Starting at the beginning of the entries and ending at the line that contains "gear-icon[interactable]: [1315, 51, 1325, 63]", write those lines out again with "star-icon" swapped for "favorite-icon" and everything else unchanged.
--- begin Listed records ---
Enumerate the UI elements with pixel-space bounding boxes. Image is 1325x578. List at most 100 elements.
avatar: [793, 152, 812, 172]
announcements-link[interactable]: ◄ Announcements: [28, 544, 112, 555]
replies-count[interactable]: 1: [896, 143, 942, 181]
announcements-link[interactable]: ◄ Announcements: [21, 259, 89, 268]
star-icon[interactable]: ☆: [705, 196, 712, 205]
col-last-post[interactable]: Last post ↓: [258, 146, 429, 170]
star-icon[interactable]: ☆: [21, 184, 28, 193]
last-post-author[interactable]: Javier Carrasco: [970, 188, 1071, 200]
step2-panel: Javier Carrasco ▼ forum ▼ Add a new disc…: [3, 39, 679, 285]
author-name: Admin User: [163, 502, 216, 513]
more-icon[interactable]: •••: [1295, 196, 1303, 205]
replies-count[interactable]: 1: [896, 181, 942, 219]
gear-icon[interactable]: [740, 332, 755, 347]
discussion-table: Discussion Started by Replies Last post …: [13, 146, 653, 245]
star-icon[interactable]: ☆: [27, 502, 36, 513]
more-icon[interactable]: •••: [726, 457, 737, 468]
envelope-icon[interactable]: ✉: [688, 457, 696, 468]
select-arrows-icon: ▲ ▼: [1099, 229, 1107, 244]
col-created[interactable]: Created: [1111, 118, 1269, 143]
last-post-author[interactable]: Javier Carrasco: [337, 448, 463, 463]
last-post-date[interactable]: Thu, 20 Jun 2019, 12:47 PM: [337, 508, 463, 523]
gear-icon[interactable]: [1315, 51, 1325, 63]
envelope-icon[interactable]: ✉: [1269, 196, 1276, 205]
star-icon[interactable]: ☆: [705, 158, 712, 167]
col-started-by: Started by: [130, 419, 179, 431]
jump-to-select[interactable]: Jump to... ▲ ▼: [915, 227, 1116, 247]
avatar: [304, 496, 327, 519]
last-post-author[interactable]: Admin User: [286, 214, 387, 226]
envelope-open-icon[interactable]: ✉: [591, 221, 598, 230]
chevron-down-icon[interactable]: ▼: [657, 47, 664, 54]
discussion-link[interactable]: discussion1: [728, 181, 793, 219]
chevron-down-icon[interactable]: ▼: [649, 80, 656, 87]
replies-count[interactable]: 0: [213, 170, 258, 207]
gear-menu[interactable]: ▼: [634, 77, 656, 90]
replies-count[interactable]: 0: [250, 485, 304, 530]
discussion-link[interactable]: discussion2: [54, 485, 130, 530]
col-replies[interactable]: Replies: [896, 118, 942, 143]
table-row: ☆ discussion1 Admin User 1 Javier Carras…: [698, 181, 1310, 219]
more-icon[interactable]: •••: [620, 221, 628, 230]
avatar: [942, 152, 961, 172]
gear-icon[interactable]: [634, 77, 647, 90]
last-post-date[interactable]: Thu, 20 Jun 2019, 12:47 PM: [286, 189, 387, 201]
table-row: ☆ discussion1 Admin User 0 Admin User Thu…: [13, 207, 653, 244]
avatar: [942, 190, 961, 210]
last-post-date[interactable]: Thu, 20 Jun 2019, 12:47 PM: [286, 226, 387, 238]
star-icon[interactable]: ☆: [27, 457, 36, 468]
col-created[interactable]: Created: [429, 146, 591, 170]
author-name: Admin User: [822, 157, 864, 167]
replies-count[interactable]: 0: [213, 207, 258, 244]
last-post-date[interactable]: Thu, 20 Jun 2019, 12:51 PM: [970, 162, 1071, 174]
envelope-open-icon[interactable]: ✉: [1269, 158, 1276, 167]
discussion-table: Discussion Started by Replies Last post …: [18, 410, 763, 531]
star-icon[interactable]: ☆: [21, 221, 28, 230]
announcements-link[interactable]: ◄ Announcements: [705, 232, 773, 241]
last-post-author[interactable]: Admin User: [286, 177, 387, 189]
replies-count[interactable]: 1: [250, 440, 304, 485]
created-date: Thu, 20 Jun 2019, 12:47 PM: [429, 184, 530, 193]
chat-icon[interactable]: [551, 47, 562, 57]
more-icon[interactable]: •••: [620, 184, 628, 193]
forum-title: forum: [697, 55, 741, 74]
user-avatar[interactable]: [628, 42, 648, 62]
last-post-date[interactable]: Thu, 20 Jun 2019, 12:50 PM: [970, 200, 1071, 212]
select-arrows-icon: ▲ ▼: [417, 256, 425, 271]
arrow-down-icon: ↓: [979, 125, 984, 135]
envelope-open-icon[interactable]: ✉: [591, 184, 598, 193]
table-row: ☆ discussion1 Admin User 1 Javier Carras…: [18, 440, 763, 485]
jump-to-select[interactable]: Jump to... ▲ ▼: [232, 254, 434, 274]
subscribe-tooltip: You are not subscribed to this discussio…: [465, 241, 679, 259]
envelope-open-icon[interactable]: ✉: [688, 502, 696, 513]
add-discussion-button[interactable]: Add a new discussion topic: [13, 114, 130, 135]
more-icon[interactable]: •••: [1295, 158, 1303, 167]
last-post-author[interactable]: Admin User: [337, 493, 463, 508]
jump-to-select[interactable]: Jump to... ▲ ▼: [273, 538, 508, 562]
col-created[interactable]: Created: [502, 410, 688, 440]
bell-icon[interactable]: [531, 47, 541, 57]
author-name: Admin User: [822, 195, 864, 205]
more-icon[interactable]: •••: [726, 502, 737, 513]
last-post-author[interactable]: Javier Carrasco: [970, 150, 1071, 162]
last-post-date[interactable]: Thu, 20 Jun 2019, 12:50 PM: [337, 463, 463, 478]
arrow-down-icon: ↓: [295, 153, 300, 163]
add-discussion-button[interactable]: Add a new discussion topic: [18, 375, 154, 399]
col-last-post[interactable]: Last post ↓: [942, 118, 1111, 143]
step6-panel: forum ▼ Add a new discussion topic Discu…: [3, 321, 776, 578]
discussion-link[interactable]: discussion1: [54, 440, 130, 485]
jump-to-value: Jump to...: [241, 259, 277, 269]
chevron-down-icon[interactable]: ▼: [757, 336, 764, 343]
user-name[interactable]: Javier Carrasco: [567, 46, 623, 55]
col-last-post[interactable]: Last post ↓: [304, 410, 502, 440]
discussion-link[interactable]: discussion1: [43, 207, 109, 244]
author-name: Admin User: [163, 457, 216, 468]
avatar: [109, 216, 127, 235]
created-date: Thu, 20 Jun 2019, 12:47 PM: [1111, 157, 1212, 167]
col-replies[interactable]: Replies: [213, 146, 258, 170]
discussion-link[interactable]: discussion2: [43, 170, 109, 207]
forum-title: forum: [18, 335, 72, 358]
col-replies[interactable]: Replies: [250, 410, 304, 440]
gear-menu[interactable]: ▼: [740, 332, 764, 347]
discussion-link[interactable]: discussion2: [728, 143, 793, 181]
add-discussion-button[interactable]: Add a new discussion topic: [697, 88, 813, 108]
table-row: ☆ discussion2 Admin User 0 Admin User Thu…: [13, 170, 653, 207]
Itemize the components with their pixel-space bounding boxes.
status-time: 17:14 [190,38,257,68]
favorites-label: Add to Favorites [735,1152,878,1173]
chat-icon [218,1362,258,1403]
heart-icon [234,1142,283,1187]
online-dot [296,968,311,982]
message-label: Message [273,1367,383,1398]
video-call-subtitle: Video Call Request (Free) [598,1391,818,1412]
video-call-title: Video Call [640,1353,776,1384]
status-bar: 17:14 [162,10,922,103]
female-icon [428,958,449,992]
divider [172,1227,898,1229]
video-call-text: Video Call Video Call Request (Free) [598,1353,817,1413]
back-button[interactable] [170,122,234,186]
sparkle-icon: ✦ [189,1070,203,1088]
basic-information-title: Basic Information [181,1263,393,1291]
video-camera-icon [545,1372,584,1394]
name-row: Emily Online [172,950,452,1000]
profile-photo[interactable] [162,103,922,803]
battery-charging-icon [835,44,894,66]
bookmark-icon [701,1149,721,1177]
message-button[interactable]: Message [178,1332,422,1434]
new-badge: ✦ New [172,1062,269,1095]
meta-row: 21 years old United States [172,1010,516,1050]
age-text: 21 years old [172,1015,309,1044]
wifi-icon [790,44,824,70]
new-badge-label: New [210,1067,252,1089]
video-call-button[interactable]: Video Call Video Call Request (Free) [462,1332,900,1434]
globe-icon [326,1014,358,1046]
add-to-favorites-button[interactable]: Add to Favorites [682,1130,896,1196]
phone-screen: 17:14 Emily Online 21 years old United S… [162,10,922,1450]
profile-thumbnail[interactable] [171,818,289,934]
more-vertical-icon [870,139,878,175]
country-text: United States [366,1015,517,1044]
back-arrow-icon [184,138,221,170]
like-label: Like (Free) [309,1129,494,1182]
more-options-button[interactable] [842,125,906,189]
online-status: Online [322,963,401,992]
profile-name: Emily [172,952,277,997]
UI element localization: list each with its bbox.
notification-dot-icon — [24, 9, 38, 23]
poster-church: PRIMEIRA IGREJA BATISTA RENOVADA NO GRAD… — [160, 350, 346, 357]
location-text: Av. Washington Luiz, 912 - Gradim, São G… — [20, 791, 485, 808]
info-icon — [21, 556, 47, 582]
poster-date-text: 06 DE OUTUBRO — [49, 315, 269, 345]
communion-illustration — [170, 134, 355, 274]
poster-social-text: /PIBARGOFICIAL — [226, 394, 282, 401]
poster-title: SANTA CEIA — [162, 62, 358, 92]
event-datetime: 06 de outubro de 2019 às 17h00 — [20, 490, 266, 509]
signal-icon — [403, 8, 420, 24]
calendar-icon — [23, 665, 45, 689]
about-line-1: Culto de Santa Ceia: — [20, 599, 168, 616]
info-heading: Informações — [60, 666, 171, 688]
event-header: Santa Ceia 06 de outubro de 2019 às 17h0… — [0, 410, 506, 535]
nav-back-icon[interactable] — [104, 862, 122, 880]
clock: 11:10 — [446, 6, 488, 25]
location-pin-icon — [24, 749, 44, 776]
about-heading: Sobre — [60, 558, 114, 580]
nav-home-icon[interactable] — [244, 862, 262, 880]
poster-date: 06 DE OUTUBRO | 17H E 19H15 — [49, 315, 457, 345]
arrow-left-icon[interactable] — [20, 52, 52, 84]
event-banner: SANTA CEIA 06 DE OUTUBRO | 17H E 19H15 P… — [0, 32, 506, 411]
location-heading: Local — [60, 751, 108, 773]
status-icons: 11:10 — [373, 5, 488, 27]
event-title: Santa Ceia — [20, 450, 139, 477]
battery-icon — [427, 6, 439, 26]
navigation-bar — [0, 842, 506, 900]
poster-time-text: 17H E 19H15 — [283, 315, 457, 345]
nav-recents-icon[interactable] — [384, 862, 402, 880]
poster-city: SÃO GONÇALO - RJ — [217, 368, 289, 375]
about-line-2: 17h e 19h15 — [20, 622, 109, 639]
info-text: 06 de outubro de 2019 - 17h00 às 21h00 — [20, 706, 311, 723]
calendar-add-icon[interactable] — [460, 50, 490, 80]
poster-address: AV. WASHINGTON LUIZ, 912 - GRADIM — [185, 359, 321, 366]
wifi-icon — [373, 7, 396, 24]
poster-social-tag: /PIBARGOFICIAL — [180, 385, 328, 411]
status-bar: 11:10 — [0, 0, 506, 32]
--- end Listed records ---
* Final answer *
Enumerate the UI elements with pixel-space bounding boxes. Image is 1325x578. List at most 100 elements.
avatar: [793, 152, 812, 172]
announcements-link[interactable]: ◄ Announcements: [28, 544, 112, 555]
replies-count[interactable]: 1: [896, 143, 942, 181]
announcements-link[interactable]: ◄ Announcements: [21, 259, 89, 268]
favorite-icon[interactable]: ☆: [705, 196, 712, 205]
col-last-post[interactable]: Last post ↓: [258, 146, 429, 170]
favorite-icon[interactable]: ☆: [21, 184, 28, 193]
last-post-author[interactable]: Javier Carrasco: [970, 188, 1071, 200]
step2-panel: Javier Carrasco ▼ forum ▼ Add a new disc…: [3, 39, 679, 285]
author-name: Admin User: [163, 502, 216, 513]
more-icon[interactable]: •••: [1295, 196, 1303, 205]
replies-count[interactable]: 1: [896, 181, 942, 219]
gear-icon[interactable]: [740, 332, 755, 347]
discussion-table: Discussion Started by Replies Last post …: [13, 146, 653, 245]
favorite-icon[interactable]: ☆: [27, 502, 36, 513]
more-icon[interactable]: •••: [726, 457, 737, 468]
envelope-icon[interactable]: ✉: [688, 457, 696, 468]
select-arrows-icon: ▲ ▼: [1099, 229, 1107, 244]
col-created[interactable]: Created: [1111, 118, 1269, 143]
last-post-author[interactable]: Javier Carrasco: [337, 448, 463, 463]
last-post-date[interactable]: Thu, 20 Jun 2019, 12:47 PM: [337, 508, 463, 523]
gear-icon[interactable]: [1315, 51, 1325, 63]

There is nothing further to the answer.